Exercise inputs:
——
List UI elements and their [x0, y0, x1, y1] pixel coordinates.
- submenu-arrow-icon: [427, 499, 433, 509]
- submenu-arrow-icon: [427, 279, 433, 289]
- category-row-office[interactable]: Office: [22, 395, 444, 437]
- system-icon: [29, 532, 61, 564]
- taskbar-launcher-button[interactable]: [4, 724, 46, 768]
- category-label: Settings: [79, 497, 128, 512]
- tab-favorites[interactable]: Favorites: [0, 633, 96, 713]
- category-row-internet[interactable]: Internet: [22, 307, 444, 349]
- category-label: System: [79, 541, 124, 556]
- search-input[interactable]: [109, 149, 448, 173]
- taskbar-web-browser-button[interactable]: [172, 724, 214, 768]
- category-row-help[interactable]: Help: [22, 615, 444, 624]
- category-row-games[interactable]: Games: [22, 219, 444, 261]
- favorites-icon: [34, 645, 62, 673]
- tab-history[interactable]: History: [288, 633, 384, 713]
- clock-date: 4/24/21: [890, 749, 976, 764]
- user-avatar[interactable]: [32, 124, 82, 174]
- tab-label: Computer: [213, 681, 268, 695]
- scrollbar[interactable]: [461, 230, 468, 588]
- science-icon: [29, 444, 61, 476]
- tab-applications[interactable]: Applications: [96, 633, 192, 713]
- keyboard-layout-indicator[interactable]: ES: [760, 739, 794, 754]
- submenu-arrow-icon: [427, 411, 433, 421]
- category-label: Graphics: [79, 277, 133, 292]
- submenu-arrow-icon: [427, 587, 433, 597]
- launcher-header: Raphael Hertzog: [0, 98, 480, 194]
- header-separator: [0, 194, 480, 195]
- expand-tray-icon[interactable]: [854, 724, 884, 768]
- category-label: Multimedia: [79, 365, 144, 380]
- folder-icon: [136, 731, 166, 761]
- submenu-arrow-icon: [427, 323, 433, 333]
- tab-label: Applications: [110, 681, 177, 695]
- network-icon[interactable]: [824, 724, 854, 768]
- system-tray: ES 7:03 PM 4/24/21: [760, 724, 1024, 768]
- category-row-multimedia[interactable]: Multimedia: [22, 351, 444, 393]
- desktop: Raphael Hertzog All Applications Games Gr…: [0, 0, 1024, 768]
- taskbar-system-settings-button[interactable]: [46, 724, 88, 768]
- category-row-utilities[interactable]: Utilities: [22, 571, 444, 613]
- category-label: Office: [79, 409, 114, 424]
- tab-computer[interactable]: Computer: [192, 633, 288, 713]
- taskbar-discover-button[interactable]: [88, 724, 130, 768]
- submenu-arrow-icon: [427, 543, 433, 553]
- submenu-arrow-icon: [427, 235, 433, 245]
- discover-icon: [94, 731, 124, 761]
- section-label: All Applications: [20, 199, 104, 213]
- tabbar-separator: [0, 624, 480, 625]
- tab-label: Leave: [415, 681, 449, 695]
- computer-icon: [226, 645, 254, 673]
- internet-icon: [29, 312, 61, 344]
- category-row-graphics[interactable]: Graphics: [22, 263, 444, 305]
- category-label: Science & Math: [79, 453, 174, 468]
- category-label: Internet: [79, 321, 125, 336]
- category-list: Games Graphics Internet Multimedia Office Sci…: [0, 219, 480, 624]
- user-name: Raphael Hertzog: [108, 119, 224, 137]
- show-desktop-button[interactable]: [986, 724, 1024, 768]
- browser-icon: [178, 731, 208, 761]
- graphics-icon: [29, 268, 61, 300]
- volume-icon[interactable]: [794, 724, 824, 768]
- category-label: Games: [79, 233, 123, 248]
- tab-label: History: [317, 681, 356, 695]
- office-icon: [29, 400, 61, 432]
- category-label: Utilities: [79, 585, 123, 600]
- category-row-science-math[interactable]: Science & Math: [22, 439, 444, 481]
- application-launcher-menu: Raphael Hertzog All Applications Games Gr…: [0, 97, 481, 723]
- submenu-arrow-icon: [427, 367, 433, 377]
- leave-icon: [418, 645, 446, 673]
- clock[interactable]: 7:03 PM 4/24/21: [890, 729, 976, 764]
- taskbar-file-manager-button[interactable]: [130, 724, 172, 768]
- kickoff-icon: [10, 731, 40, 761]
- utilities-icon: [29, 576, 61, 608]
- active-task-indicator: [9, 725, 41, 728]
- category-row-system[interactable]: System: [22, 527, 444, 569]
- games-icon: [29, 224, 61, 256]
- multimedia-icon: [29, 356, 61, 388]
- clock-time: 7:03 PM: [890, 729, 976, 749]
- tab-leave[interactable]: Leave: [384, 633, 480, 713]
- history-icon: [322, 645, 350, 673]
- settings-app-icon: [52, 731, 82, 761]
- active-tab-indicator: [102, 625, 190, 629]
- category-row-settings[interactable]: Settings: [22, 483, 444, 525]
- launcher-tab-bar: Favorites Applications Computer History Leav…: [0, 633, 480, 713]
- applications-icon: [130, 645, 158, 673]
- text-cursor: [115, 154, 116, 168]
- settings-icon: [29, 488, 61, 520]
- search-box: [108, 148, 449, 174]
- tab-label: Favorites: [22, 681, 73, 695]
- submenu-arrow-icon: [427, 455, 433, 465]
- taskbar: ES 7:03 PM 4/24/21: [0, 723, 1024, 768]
——
Output the items again, switching every occurrence of "submenu-arrow-icon" to "chevron-icon" and leaving everything else unchanged.

List UI elements and their [x0, y0, x1, y1] pixel coordinates.
- chevron-icon: [427, 499, 433, 509]
- chevron-icon: [427, 279, 433, 289]
- category-row-office[interactable]: Office: [22, 395, 444, 437]
- system-icon: [29, 532, 61, 564]
- taskbar-launcher-button[interactable]: [4, 724, 46, 768]
- category-label: Settings: [79, 497, 128, 512]
- tab-favorites[interactable]: Favorites: [0, 633, 96, 713]
- category-row-internet[interactable]: Internet: [22, 307, 444, 349]
- category-label: System: [79, 541, 124, 556]
- search-input[interactable]: [109, 149, 448, 173]
- taskbar-web-browser-button[interactable]: [172, 724, 214, 768]
- category-row-help[interactable]: Help: [22, 615, 444, 624]
- category-row-games[interactable]: Games: [22, 219, 444, 261]
- favorites-icon: [34, 645, 62, 673]
- tab-history[interactable]: History: [288, 633, 384, 713]
- clock-date: 4/24/21: [890, 749, 976, 764]
- user-avatar[interactable]: [32, 124, 82, 174]
- tab-label: Computer: [213, 681, 268, 695]
- scrollbar[interactable]: [461, 230, 468, 588]
- science-icon: [29, 444, 61, 476]
- tab-applications[interactable]: Applications: [96, 633, 192, 713]
- keyboard-layout-indicator[interactable]: ES: [760, 739, 794, 754]
- chevron-icon: [427, 411, 433, 421]
- category-label: Graphics: [79, 277, 133, 292]
- chevron-icon: [427, 587, 433, 597]
- launcher-header: Raphael Hertzog: [0, 98, 480, 194]
- header-separator: [0, 194, 480, 195]
- expand-tray-icon[interactable]: [854, 724, 884, 768]
- category-label: Multimedia: [79, 365, 144, 380]
- folder-icon: [136, 731, 166, 761]
- chevron-icon: [427, 323, 433, 333]
- tab-label: Applications: [110, 681, 177, 695]
- network-icon[interactable]: [824, 724, 854, 768]
- system-tray: ES 7:03 PM 4/24/21: [760, 724, 1024, 768]
- category-row-multimedia[interactable]: Multimedia: [22, 351, 444, 393]
- desktop: Raphael Hertzog All Applications Games Gr…: [0, 0, 1024, 768]
- taskbar-system-settings-button[interactable]: [46, 724, 88, 768]
- category-row-utilities[interactable]: Utilities: [22, 571, 444, 613]
- category-label: Office: [79, 409, 114, 424]
- tab-computer[interactable]: Computer: [192, 633, 288, 713]
- taskbar-discover-button[interactable]: [88, 724, 130, 768]
- chevron-icon: [427, 543, 433, 553]
- chevron-icon: [427, 235, 433, 245]
- discover-icon: [94, 731, 124, 761]
- section-label: All Applications: [20, 199, 104, 213]
- tabbar-separator: [0, 624, 480, 625]
- tab-label: Leave: [415, 681, 449, 695]
- computer-icon: [226, 645, 254, 673]
- internet-icon: [29, 312, 61, 344]
- category-row-graphics[interactable]: Graphics: [22, 263, 444, 305]
- category-label: Science & Math: [79, 453, 174, 468]
- category-label: Internet: [79, 321, 125, 336]
- category-list: Games Graphics Internet Multimedia Office Sci…: [0, 219, 480, 624]
- user-name: Raphael Hertzog: [108, 119, 224, 137]
- show-desktop-button[interactable]: [986, 724, 1024, 768]
- browser-icon: [178, 731, 208, 761]
- graphics-icon: [29, 268, 61, 300]
- volume-icon[interactable]: [794, 724, 824, 768]
- category-label: Games: [79, 233, 123, 248]
- tab-label: History: [317, 681, 356, 695]
- office-icon: [29, 400, 61, 432]
- category-label: Utilities: [79, 585, 123, 600]
- category-row-science-math[interactable]: Science & Math: [22, 439, 444, 481]
- application-launcher-menu: Raphael Hertzog All Applications Games Gr…: [0, 97, 481, 723]
- chevron-icon: [427, 367, 433, 377]
- leave-icon: [418, 645, 446, 673]
- clock[interactable]: 7:03 PM 4/24/21: [890, 729, 976, 764]
- taskbar-file-manager-button[interactable]: [130, 724, 172, 768]
- kickoff-icon: [10, 731, 40, 761]
- utilities-icon: [29, 576, 61, 608]
- active-task-indicator: [9, 725, 41, 728]
- category-row-system[interactable]: System: [22, 527, 444, 569]
- games-icon: [29, 224, 61, 256]
- multimedia-icon: [29, 356, 61, 388]
- clock-time: 7:03 PM: [890, 729, 976, 749]
- tab-leave[interactable]: Leave: [384, 633, 480, 713]
- history-icon: [322, 645, 350, 673]
- settings-app-icon: [52, 731, 82, 761]
- active-tab-indicator: [102, 625, 190, 629]
- category-row-settings[interactable]: Settings: [22, 483, 444, 525]
- launcher-tab-bar: Favorites Applications Computer History Leav…: [0, 633, 480, 713]
- applications-icon: [130, 645, 158, 673]
- text-cursor: [115, 154, 116, 168]
- settings-icon: [29, 488, 61, 520]
- search-box: [108, 148, 449, 174]
- tab-label: Favorites: [22, 681, 73, 695]
- chevron-icon: [427, 455, 433, 465]
- taskbar: ES 7:03 PM 4/24/21: [0, 723, 1024, 768]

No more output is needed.